* Gezeigter Text:
▬▬▬

78 Prozent der Befragten glauben Versicherern, dass sie ESG-konform sind, wenn die ESG-Faktoren von ihnen konsequent kommuniziert und dokumentiert werden. Hier transparent und glaubhaft zu sein, ist für Versicherer besonders wichtig. Denn selbst bei angemessener Dokumentierung und adäquaten Maßnahmen zur ESG-Konformität sind die Befragten bei Versicherungsunternehmen misstrauischer als bei Firmen anderer Branchen.
Auf eine kanalübergreifende Ansprache kommt es an
Um Kunden zum Beispiel von ihren ESG-konformen Versicherungsprodukten zu überzeugen, sei ein kanalübergreifendes Konzept das A und O, erläutert Carsten Mangels, Partner und Insurance Specialist bei Simon-Kucher mit einem Schwerpunkt auf Omnichannel-Vertriebsstrategien, datengetriebene Kontaktstrategien und digitale Vertriebsprozesse.

▬▬▬

* Auszug aus dem Datensatz:
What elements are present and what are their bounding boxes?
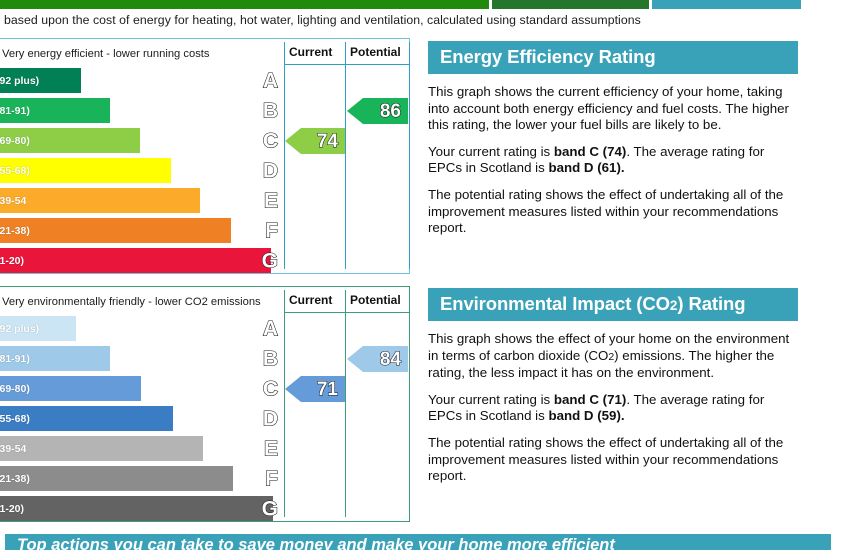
band-row: (21-38)F: [0, 464, 283, 494]
eir-column-header-current: Current: [289, 293, 332, 307]
band-row: (92 plus)A: [0, 66, 283, 96]
eir-panel-title: Environmental Impact (CO2) Rating: [428, 288, 798, 321]
band-row: (69-80)C: [0, 374, 283, 404]
environmental-impact-rating-chart: Very environmentally friendly - lower CO…: [0, 286, 410, 522]
eir-p2-lead: Your current rating is: [428, 392, 554, 407]
band-range-e: (39-54: [0, 443, 26, 455]
eer-current-band: band C (74): [554, 144, 626, 159]
energy-efficiency-rating-panel: Energy Efficiency Rating This graph show…: [428, 41, 798, 237]
environmental-impact-rating-panel: Environmental Impact (CO2) Rating This g…: [428, 288, 798, 485]
eer-p2-lead: Your current rating is: [428, 144, 554, 159]
band-letter-f: F: [265, 469, 278, 490]
strip-segment-green-dark: [492, 0, 649, 9]
eer-top-caption: Very energy efficient - lower running co…: [2, 48, 210, 60]
band-letter-a: A: [263, 71, 278, 92]
eer-paragraph-2: Your current rating is band C (74). The …: [428, 144, 796, 177]
eir-column-header-potential: Potential: [350, 293, 401, 307]
band-letter-c: C: [263, 379, 278, 400]
band-range-a: (92 plus): [0, 323, 39, 335]
band-row: (55-68)D: [0, 404, 283, 434]
band-letter-d: D: [263, 161, 278, 182]
band-letter-g: G: [262, 251, 278, 272]
eer-column-header-current: Current: [289, 45, 332, 59]
band-range-a: (92 plus): [0, 75, 39, 87]
band-range-g: (1-20): [0, 255, 24, 267]
band-letter-f: F: [265, 221, 278, 242]
band-letter-b: B: [263, 101, 278, 122]
band-range-c: (69-80): [0, 135, 30, 147]
band-row: (1-20)G: [0, 494, 283, 524]
eer-average-band: band D (61).: [548, 160, 624, 175]
band-row: (69-80)C: [0, 126, 283, 156]
band-range-b: (81-91): [0, 353, 30, 365]
band-letter-d: D: [263, 409, 278, 430]
eer-current-marker: 74: [285, 128, 345, 154]
eir-top-caption: Very environmentally friendly - lower CO…: [2, 296, 261, 308]
band-range-e: (39-54: [0, 195, 26, 207]
eer-paragraph-3: The potential rating shows the effect of…: [428, 187, 796, 237]
top-color-strip: [0, 0, 843, 9]
energy-efficiency-rating-chart: Very energy efficient - lower running co…: [0, 38, 410, 274]
eir-title-main: Environmental Impact (CO: [440, 293, 670, 314]
bottom-banner-heading: Top actions you can take to save money a…: [5, 534, 831, 550]
eer-panel-title: Energy Efficiency Rating: [428, 41, 798, 74]
intro-text: based upon the cost of energy for heatin…: [4, 13, 824, 28]
band-letter-a: A: [263, 319, 278, 340]
band-row: (39-54E: [0, 186, 283, 216]
band-e: [0, 188, 200, 213]
strip-segment-green-primary: [0, 0, 489, 9]
strip-tail: [801, 0, 843, 9]
band-row: (92 plus)A: [0, 314, 283, 344]
eer-paragraph-1: This graph shows the current efficiency …: [428, 84, 796, 134]
band-range-d: (55-68): [0, 165, 30, 177]
eer-column-header-potential: Potential: [350, 45, 401, 59]
band-row: (39-54E: [0, 434, 283, 464]
eir-paragraph-1: This graph shows the effect of your home…: [428, 331, 796, 382]
band-f: [0, 218, 231, 243]
band-range-f: (21-38): [0, 225, 30, 237]
band-g: [0, 496, 273, 521]
eir-paragraph-2: Your current rating is band C (71). The …: [428, 392, 796, 425]
eir-current-marker: 71: [285, 376, 345, 402]
band-row: (81-91)B: [0, 96, 283, 126]
band-row: (21-38)F: [0, 216, 283, 246]
eer-band-list: (92 plus)A (81-91)B (69-80)C (55-68)D (3…: [0, 66, 283, 276]
band-range-g: (1-20): [0, 503, 24, 515]
band-letter-e: E: [264, 439, 278, 460]
eir-average-band: band D (59).: [548, 408, 624, 423]
band-row: (1-20)G: [0, 246, 283, 276]
eir-paragraph-3: The potential rating shows the effect of…: [428, 435, 796, 485]
band-letter-c: C: [263, 131, 278, 152]
eer-potential-marker: 86: [347, 98, 408, 124]
band-g: [0, 248, 271, 273]
band-range-d: (55-68): [0, 413, 30, 425]
band-letter-g: G: [262, 499, 278, 520]
band-letter-b: B: [263, 349, 278, 370]
eir-title-suffix: ) Rating: [677, 293, 745, 314]
band-range-f: (21-38): [0, 473, 30, 485]
band-row: (81-91)B: [0, 344, 283, 374]
eir-current-band: band C (71): [554, 392, 626, 407]
eir-band-list: (92 plus)A (81-91)B (69-80)C (55-68)D (3…: [0, 314, 283, 524]
band-row: (55-68)D: [0, 156, 283, 186]
band-range-b: (81-91): [0, 105, 30, 117]
band-range-c: (69-80): [0, 383, 30, 395]
band-e: [0, 436, 203, 461]
eir-potential-marker: 84: [347, 346, 408, 372]
band-f: [0, 466, 233, 491]
strip-segment-teal: [652, 0, 801, 9]
band-letter-e: E: [264, 191, 278, 212]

▬▬▬

* Schriftliche Aufgaben:
1. Welche Position hat Carsten Mangels laut dem Text über ESG bei Versicherern bei Simon-Kucher?
2. Schreiben Sie aus dem Text über ESG bei Versicherern den Abschnitt ab, der mit den Worten "78 Prozent der" beginnt und mit den Worten "und digitale Vertriebsprozesse." endet.
Die Zeilen sind eigenständiges Material und gehören nicht zum Text.

* Ausgearbeitete Lösungen:
1. Er ist Partner und Insurance Specialist bei Simon-Kucher.

2.
78 Prozent der Befragten glauben Versicherern, dass sie ESG-konform sind, wenn die ESG-Faktoren von ihnen konsequent kommuniziert und dokumentiert werden. Hier transparent und glaubhaft zu sein, ist für Versicherer besonders wichtig. Denn selbst bei angemessener Dokumentierung und adäquaten Maßnahmen zur ESG-Konformität sind die Befragten bei Versicherungsunternehmen misstrauischer als bei Firmen anderer Branchen.
Auf eine kanalübergreifende Ansprache kommt es an
Um Kunden zum Beispiel von ihren ESG-konformen Versicherungsprodukten zu überzeugen, sei ein kanalübergreifendes Konzept das A und O, erläutert Carsten Mangels, Partner und Insurance Specialist bei Simon-Kucher mit einem Schwerpunkt auf Omnichannel-Vertriebsstrategien, datengetriebene Kontaktstrategien und digitale Vertriebsprozesse.